→ TASK: Reproduce verbatim the part of the items that opens with the line containing "wifi-icon <box>615 38 649 63</box>" and closes with the line containing "author-name[interactable]: 大鱼怕老头170 <box>120", both of those lines included.

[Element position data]
######
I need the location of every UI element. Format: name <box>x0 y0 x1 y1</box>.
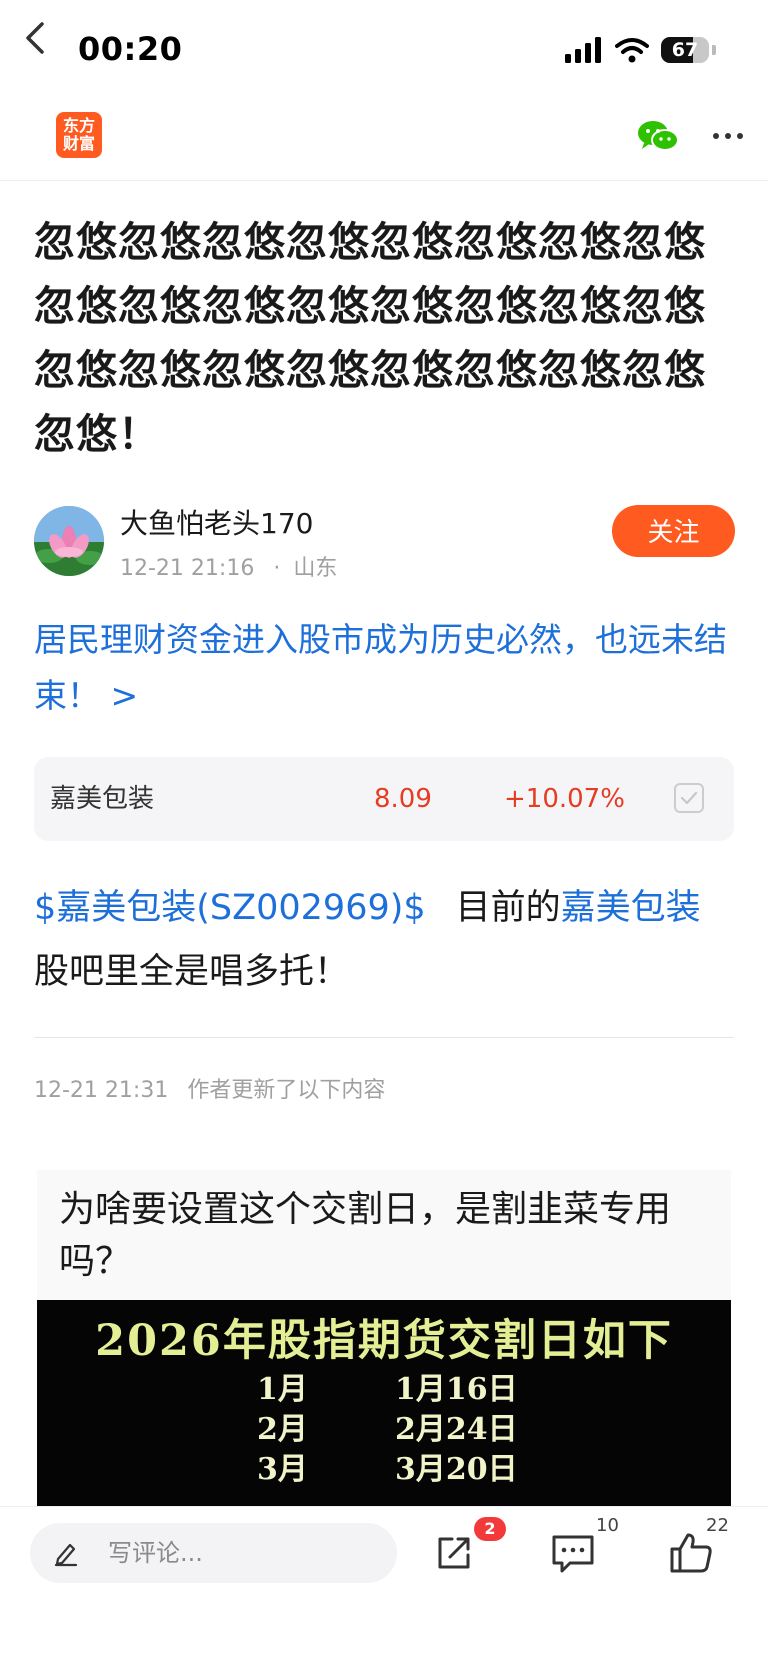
wifi-icon <box>615 38 649 63</box>
author-avatar[interactable] <box>34 506 104 576</box>
lotus-avatar-image <box>34 506 104 576</box>
watchlist-checkbox[interactable] <box>674 783 704 813</box>
bottom-action-bar: 写评论... 2 10 22 <box>0 1506 768 1664</box>
update-note: 12-21 21:31 作者更新了以下内容 <box>34 1072 385 1104</box>
image-row-month: 1月 <box>257 1372 308 1407</box>
image-row-date: 3月20日 <box>395 1452 518 1487</box>
author-name[interactable]: 大鱼怕老头170 <box>120 502 313 542</box>
stock-name: 嘉美包装 <box>50 784 155 814</box>
image-row: 2月 2月24日 <box>37 1404 731 1448</box>
image-row-month: 2月 <box>257 1412 308 1447</box>
stock-price: 8.09 <box>374 784 432 814</box>
battery-level: 67 <box>671 39 699 61</box>
post-meta: 12-21 21:16 · 山东 <box>120 550 337 582</box>
more-icon[interactable] <box>706 118 750 154</box>
pencil-icon <box>54 1543 78 1567</box>
status-icons: 67 <box>565 34 716 66</box>
image-table: 2026年股指期货交割日如下 1月 1月16日 2月 2月24日 3月 3月20… <box>37 1300 731 1510</box>
battery-indicator: 67 <box>661 37 709 63</box>
comment-icon[interactable] <box>548 1529 598 1577</box>
image-heading: 2026年股指期货交割日如下 <box>95 1316 673 1366</box>
image-row-date: 2月24日 <box>395 1412 518 1447</box>
cellular-signal-icon <box>565 37 601 63</box>
image-caption: 为啥要设置这个交割日，是割韭菜专用吗？ <box>37 1170 731 1300</box>
body-text-1: 目前的 <box>455 888 561 928</box>
comment-input[interactable]: 写评论... <box>30 1523 397 1583</box>
stock-change: +10.07% <box>504 784 625 814</box>
content-divider <box>34 1037 734 1038</box>
meta-separator: · <box>273 556 281 581</box>
image-row-month: 3月 <box>257 1452 308 1487</box>
stock-mention-link[interactable]: 嘉美包装 <box>561 888 701 928</box>
app-logo: 东方 财富 <box>56 112 102 158</box>
post-title: 忽悠忽悠忽悠忽悠忽悠忽悠忽悠忽悠忽悠忽悠忽悠忽悠忽悠忽悠忽悠忽悠忽悠忽悠忽悠忽悠… <box>34 218 706 458</box>
post-image[interactable]: 为啥要设置这个交割日，是割韭菜专用吗？ 2026年股指期货交割日如下 1月 1月… <box>37 1170 731 1510</box>
share-count-badge: 2 <box>474 1517 506 1541</box>
update-label: 作者更新了以下内容 <box>187 1078 386 1103</box>
status-bar: 00:20 67 <box>0 0 768 100</box>
logo-line-1: 东方 <box>62 116 95 135</box>
battery-tip <box>712 45 716 55</box>
share-icon[interactable] <box>430 1529 478 1577</box>
comment-placeholder: 写评论... <box>108 1539 203 1567</box>
follow-button[interactable]: 关注 <box>612 505 735 557</box>
update-time: 12-21 21:31 <box>34 1078 169 1103</box>
status-time: 00:20 <box>78 30 183 68</box>
post-body: $嘉美包装(SZ002969)$ 目前的嘉美包装股吧里全是唱多托！ <box>34 876 744 1004</box>
image-row: 1月 1月16日 <box>37 1364 731 1408</box>
image-row: 3月 3月20日 <box>37 1444 731 1488</box>
image-row-date: 1月16日 <box>395 1372 518 1407</box>
back-icon[interactable] <box>16 16 56 60</box>
post-location: 山东 <box>293 556 338 581</box>
topic-link[interactable]: 居民理财资金进入股市成为历史必然，也远未结束！ > <box>34 612 734 724</box>
post-timestamp: 12-21 21:16 <box>120 556 255 581</box>
stock-tag-link[interactable]: $嘉美包装(SZ002969)$ <box>34 888 426 928</box>
logo-line-2: 财富 <box>62 134 95 153</box>
like-count: 22 <box>706 1515 729 1536</box>
check-icon <box>680 791 698 805</box>
body-text-2: 股吧里全是唱多托！ <box>34 952 350 992</box>
stock-card[interactable]: 嘉美包装 8.09 +10.07% <box>34 757 734 841</box>
wechat-share-icon[interactable] <box>636 118 680 156</box>
comment-count: 10 <box>596 1515 619 1536</box>
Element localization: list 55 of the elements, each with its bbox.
######
→ SOLUTION FOR THIS TASK:
wifi-icon <box>615 38 649 63</box>
author-avatar[interactable] <box>34 506 104 576</box>
lotus-avatar-image <box>34 506 104 576</box>
watchlist-checkbox[interactable] <box>674 783 704 813</box>
bottom-action-bar: 写评论... 2 10 22 <box>0 1506 768 1664</box>
update-note: 12-21 21:31 作者更新了以下内容 <box>34 1072 385 1104</box>
image-row-month: 1月 <box>257 1372 308 1407</box>
image-row-date: 3月20日 <box>395 1452 518 1487</box>
author-name[interactable]: 大鱼怕老头170 <box>120 502 313 542</box>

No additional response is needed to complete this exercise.